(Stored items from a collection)
==================================================

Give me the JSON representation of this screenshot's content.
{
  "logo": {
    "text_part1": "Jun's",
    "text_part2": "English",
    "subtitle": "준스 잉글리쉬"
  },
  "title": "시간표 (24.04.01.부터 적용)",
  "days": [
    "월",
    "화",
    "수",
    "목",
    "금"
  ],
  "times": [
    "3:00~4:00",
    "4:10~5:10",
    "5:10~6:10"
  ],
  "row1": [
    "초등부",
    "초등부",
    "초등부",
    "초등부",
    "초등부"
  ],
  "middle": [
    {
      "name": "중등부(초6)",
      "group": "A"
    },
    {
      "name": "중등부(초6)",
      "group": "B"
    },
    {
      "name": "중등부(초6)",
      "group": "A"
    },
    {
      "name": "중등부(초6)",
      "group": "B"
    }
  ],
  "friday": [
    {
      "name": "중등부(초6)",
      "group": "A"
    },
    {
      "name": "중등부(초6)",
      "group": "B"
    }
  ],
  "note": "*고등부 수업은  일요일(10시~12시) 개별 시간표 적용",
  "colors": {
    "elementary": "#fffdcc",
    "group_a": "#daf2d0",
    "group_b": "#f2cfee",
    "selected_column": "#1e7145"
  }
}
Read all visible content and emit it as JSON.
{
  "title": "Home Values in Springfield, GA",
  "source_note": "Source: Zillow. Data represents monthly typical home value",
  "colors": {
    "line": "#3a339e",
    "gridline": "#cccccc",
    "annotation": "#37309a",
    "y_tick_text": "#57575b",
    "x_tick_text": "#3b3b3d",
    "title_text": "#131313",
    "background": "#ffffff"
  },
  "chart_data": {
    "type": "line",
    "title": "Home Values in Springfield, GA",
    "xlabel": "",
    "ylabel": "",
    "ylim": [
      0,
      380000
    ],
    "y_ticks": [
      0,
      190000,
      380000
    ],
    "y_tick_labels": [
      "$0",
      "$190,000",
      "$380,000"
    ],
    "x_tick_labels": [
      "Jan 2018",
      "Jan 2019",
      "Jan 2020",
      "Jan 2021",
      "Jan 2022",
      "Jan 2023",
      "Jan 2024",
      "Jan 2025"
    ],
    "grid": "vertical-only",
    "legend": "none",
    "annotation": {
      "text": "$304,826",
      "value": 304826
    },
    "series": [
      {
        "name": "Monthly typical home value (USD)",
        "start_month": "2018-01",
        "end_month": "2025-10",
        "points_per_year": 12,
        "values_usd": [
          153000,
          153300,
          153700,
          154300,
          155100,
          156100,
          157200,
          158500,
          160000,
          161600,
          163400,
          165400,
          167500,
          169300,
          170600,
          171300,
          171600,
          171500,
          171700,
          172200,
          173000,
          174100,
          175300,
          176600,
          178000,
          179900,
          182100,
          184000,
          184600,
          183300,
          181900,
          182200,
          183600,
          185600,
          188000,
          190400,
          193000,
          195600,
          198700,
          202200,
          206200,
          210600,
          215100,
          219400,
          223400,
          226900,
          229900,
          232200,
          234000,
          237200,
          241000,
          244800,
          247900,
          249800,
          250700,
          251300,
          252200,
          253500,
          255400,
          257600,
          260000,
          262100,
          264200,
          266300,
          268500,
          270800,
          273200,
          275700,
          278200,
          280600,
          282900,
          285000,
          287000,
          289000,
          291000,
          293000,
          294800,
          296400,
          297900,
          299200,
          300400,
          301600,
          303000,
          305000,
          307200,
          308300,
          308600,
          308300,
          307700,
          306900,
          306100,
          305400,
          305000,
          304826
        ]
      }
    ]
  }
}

==================================================

▸ **TASK OBJECTIVE**
Find every line that holds "typical" and copy it.

▸ **FULL ANSWER**
  "source_note": "Source: Zillow. Data represents monthly typical home value",
        "name": "Monthly typical home value (USD)",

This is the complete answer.